• [GIVEN REQUEST] Could you write out every entry exactly as it stands?

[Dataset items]
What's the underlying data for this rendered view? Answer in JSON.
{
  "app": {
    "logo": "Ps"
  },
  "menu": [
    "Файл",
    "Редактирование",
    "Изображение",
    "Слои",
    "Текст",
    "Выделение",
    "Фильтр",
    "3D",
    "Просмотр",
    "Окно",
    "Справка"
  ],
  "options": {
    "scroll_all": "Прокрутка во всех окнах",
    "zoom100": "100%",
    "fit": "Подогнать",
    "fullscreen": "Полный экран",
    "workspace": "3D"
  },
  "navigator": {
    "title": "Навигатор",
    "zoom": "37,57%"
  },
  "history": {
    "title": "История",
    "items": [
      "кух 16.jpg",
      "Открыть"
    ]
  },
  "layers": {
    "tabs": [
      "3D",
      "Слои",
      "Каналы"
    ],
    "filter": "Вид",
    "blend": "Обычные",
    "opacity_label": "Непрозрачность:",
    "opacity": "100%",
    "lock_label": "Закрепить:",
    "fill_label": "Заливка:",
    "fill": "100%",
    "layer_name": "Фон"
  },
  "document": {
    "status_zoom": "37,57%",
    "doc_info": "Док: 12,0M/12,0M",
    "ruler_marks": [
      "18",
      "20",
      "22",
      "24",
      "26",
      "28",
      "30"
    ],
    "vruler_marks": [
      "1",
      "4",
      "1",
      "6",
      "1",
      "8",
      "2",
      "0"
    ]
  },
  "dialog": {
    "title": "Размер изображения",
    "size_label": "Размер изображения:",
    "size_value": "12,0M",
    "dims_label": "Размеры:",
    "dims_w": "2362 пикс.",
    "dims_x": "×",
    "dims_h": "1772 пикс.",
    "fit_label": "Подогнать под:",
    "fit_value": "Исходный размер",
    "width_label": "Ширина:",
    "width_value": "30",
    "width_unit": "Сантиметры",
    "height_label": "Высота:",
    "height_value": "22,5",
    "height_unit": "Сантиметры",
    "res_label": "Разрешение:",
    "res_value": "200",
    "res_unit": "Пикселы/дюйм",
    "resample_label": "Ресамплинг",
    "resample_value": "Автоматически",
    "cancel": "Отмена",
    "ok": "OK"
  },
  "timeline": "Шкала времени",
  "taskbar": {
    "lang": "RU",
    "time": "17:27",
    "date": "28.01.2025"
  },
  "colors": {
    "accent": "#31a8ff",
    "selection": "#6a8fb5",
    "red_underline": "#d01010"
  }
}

• [TASK RESULT]
What's the underlying data for this rendered view? Answer in JSON.
{
  "app": {
    "logo": "Ps"
  },
  "menu": [
    "Файл",
    "Редактирование",
    "Изображение",
    "Слои",
    "Текст",
    "Выделение",
    "Фильтр",
    "3D",
    "Просмотр",
    "Окно",
    "Справка"
  ],
  "options": {
    "scroll_all": "Прокрутка во всех окнах",
    "zoom100": "100%",
    "fit": "Подогнать",
    "fullscreen": "Полный экран",
    "workspace": "3D"
  },
  "navigator": {
    "title": "Навигатор",
    "zoom": "37,57%"
  },
  "history": {
    "title": "История",
    "items": [
      "кух 16.jpg",
      "Открыть"
    ]
  },
  "layers": {
    "tabs": [
      "3D",
      "Слои",
      "Каналы"
    ],
    "filter": "Вид",
    "blend": "Обычные",
    "opacity_label": "Непрозрачность:",
    "opacity": "100%",
    "lock_label": "Закрепить:",
    "fill_label": "Заливка:",
    "fill": "100%",
    "layer_name": "Фон"
  },
  "document": {
    "status_zoom": "37,57%",
    "doc_info": "Док: 12,0M/12,0M",
    "ruler_marks": [
      "18",
      "20",
      "22",
      "24",
      "26",
      "28",
      "30"
    ],
    "vruler_marks": [
      "1",
      "4",
      "1",
      "6",
      "1",
      "8",
      "2",
      "0"
    ]
  },
  "dialog": {
    "title": "Размер изображения",
    "size_label": "Размер изображения:",
    "size_value": "12,0M",
    "dims_label": "Размеры:",
    "dims_w": "2362 пикс.",
    "dims_x": "×",
    "dims_h": "1772 пикс.",
    "fit_label": "Подогнать под:",
    "fit_value": "Исходный размер",
    "width_label": "Ширина:",
    "width_value": "30",
    "width_unit": "Сантиметры",
    "height_label": "Высота:",
    "height_value": "22,5",
    "height_unit": "Сантиметры",
    "res_label": "Разрешение:",
    "res_value": "200",
    "res_unit": "Пикселы/дюйм",
    "resample_label": "Ресамплинг",
    "resample_value": "Автоматически",
    "cancel": "Отмена",
    "ok": "OK"
  },
  "timeline": "Шкала времени",
  "taskbar": {
    "lang": "RU",
    "time": "17:27",
    "date": "28.01.2025"
  },
  "colors": {
    "accent": "#31a8ff",
    "selection": "#6a8fb5",
    "red_underline": "#d01010"
  }
}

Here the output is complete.